• **Quoted text**:
Precise control of the properties of light propagation along linear waveguides has always been of great importance in the world of optics and same as terahertz field. Surface plasmon polaritons (SPPs) provide the possibility of localizing and guiding electromagnetic (EM) waves in subwavelength metallic structures and constructing miniaturized optoelectronic circuits [1, 2]. The plasmonic structure could confine the EM energy within subwavelength dimensions over a wide spectral range [36]. And different surface structures or material interfaces can cause significant changes in the properties of the transmitted or propagated EM fields [7, 8], which is especially important for slowing light. Slow light is a key technology in areas of optical modulators, optical sensors, and nonlinear enhancement [913]. Based on this feature, it is already demonstrated that a kind of graded depth grating structure could confine, focus, slowdown, and even stop the THz waves along the metal surface [14, 15]. However, no one gives how much the exact propagation speed of the THz waves is, and how to realize a specific slow propagation speed. These problems are discussed in this letter and demonstrated using a two-dimensional (2D) finite-difference time-domain (FDTD) simulation technique.

It is known that, at THz frequencies, metals resemble in many ways a perfect conductor, and the negligible penetration of the EM fields leads to highly delocalized SPPs. However, periodically structured metal surface with grooves can achieve subwavelength confinement in metal gratings at THz or microwave frequencies [14, 15], because the dispersion relation of SPPs can be engineered at will by designing the parameters of surface grating. In this way, the confinement does not rely on the finite conductivity of the metal but is purely due to the surface structure. With such a structure, plasmonics could enable THz waves applied in many promising fields, such as near-field imaging [16] or biosensing [17], with unprecedented sensitivity. Basically, such a one-dimensional (1D) grating engraved in the metal surface has three-dimensional parameters: depth (d), width (w), and period (p).

The metallic structures based on SPPs in THz and GHz domains, as an approximation to the metals, could be treated as perfect electrical conductors (PEC). Then, the dispersion relation for TM-polarized (Ex, Ez, Hy) EM waves propagating in the x direction along the surface grating structure can be expressed as below:

$$ k = \frac{\omega }{c}\sqrt {1 + \frac{{w^{2} }}{{p^{2} }}{ \tan }^{2} \left( {\frac{\omega }{c}d} \right)} $$
(1)

Element region listings
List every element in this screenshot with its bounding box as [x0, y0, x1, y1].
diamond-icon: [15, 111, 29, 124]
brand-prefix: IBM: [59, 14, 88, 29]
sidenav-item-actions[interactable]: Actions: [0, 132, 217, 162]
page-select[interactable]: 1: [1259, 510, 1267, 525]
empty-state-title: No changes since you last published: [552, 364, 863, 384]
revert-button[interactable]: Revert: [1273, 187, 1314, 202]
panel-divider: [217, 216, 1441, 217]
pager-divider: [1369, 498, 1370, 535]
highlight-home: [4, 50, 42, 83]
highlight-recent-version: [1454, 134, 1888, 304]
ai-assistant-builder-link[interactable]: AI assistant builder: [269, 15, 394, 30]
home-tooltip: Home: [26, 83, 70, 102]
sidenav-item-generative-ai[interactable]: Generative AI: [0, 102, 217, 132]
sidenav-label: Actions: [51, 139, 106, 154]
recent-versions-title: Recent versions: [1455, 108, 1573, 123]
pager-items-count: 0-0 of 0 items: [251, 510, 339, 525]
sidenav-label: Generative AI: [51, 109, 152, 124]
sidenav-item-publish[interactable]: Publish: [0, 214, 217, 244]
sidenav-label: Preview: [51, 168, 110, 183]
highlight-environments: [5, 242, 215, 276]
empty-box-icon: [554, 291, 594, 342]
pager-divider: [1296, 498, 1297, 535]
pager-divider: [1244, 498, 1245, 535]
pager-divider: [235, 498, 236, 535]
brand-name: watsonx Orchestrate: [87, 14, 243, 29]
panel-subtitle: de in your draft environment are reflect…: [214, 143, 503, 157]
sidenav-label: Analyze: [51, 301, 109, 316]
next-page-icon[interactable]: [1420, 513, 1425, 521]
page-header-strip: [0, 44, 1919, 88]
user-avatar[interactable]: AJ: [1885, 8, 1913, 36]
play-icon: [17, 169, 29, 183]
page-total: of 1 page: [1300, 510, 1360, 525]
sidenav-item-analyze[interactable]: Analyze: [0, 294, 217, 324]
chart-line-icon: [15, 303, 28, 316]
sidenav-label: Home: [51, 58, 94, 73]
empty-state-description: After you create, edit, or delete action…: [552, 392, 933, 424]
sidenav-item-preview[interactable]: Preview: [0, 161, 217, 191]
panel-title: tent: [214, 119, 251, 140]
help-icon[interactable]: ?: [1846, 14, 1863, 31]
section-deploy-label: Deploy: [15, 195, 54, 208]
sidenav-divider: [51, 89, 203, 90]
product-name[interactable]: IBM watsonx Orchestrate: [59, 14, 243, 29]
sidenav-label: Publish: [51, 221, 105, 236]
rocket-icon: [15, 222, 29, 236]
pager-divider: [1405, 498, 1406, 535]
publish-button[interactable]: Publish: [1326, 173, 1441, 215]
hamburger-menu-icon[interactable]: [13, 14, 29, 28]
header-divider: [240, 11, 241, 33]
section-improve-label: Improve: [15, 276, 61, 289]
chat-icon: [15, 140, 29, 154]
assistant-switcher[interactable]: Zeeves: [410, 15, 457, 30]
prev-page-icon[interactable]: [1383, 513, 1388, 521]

• **Your tasks**:
- a) Answer these about the terahertz slow-light text:
(i) What simulation technique is used to demonstrate the problems the letter discusses?
(ii) What three parameters does the one-dimensional grating engraved in the metal surface have?
(iii) In the THz and GHz domains, what can the metallic structures based on SPPs be treated as?
- b) Reproduce the records from their first line up to and including the line containing "sidenav-item-analyze[interactable]: Analyze: [0, 294, 217, 324]".
The text and the records have nothing to do with each other.

• **Task answers**:
- a)
(i) A two-dimensional (2D) finite-difference time-domain (FDTD) simulation technique.
(ii) Depth (d), width (w), and period (p).
(iii) Perfect electrical conductors (PEC).

- b)
List every element in this screenshot with its bounding box as [x0, y0, x1, y1].
diamond-icon: [15, 111, 29, 124]
brand-prefix: IBM: [59, 14, 88, 29]
sidenav-item-actions[interactable]: Actions: [0, 132, 217, 162]
page-select[interactable]: 1: [1259, 510, 1267, 525]
empty-state-title: No changes since you last published: [552, 364, 863, 384]
revert-button[interactable]: Revert: [1273, 187, 1314, 202]
panel-divider: [217, 216, 1441, 217]
pager-divider: [1369, 498, 1370, 535]
highlight-home: [4, 50, 42, 83]
highlight-recent-version: [1454, 134, 1888, 304]
ai-assistant-builder-link[interactable]: AI assistant builder: [269, 15, 394, 30]
home-tooltip: Home: [26, 83, 70, 102]
sidenav-item-generative-ai[interactable]: Generative AI: [0, 102, 217, 132]
sidenav-label: Actions: [51, 139, 106, 154]
recent-versions-title: Recent versions: [1455, 108, 1573, 123]
pager-items-count: 0-0 of 0 items: [251, 510, 339, 525]
sidenav-label: Generative AI: [51, 109, 152, 124]
sidenav-item-publish[interactable]: Publish: [0, 214, 217, 244]
sidenav-label: Preview: [51, 168, 110, 183]
highlight-environments: [5, 242, 215, 276]
empty-box-icon: [554, 291, 594, 342]
pager-divider: [1296, 498, 1297, 535]
pager-divider: [1244, 498, 1245, 535]
pager-divider: [235, 498, 236, 535]
brand-name: watsonx Orchestrate: [87, 14, 243, 29]
panel-subtitle: de in your draft environment are reflect…: [214, 143, 503, 157]
sidenav-label: Analyze: [51, 301, 109, 316]
next-page-icon[interactable]: [1420, 513, 1425, 521]
page-header-strip: [0, 44, 1919, 88]
user-avatar[interactable]: AJ: [1885, 8, 1913, 36]
play-icon: [17, 169, 29, 183]
page-total: of 1 page: [1300, 510, 1360, 525]
sidenav-item-analyze[interactable]: Analyze: [0, 294, 217, 324]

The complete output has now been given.